> **Task requirements**
The records below must be transcribed exactly. Do not include the pictures.

> **Listed entries**
########
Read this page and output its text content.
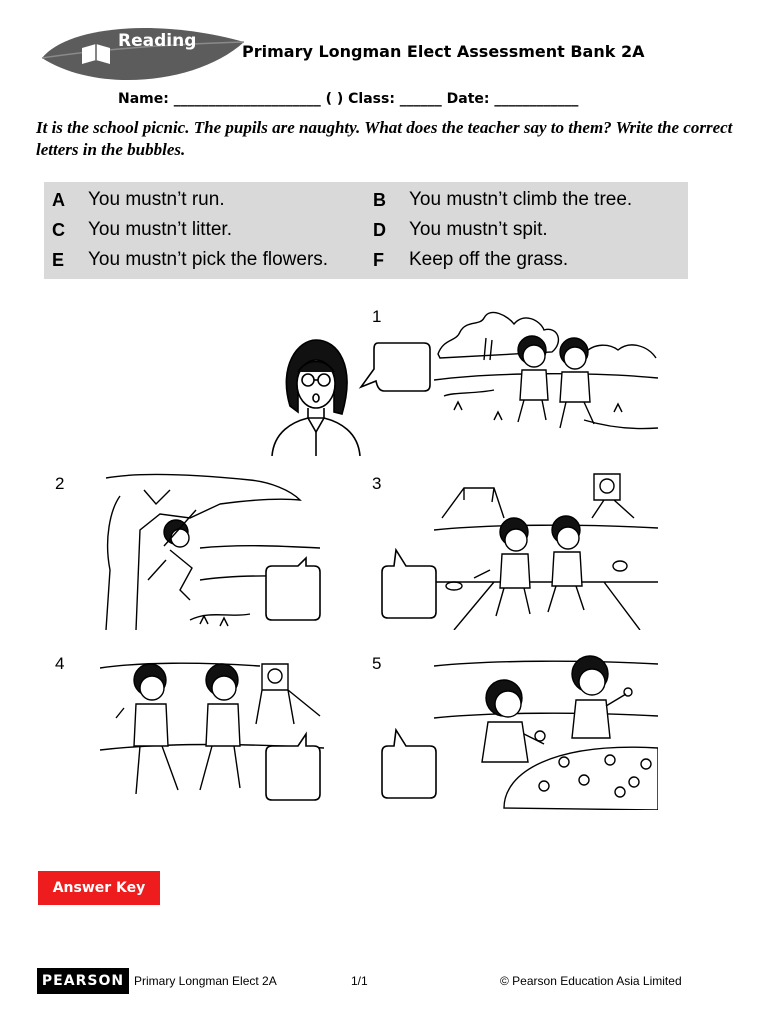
Reading
Primary Longman Elect Assessment Bank 2A
Name: _____________________ ( ) Class: ______ Date: ____________
It is the school picnic. The pupils are naughty. What does the teacher say to them? Write the correct letters in the bubbles.
A You mustn’t run.	B You mustn’t climb the tree.
C You mustn’t litter.	D You mustn’t spit.
E You mustn’t pick the flowers. F Keep off the grass.
1
2	3
4	5
Answer Key
PEARSON Primary Longman Elect 2A	1/1	© Pearson Education Asia Limited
########
> **Result of this task**
Read this page and output its text content.
Reading
Primary Longman Elect Assessment Bank 2A
Name: _____________________ ( ) Class: ______ Date: ____________
It is the school picnic. The pupils are naughty. What does the teacher say to them? Write the correct letters in the bubbles.
A You mustn’t run.	B You mustn’t climb the tree.
C You mustn’t litter.	D You mustn’t spit.
E You mustn’t pick the flowers. F Keep off the grass.
1
2	3
4	5
Answer Key
PEARSON Primary Longman Elect 2A	1/1	© Pearson Education Asia Limited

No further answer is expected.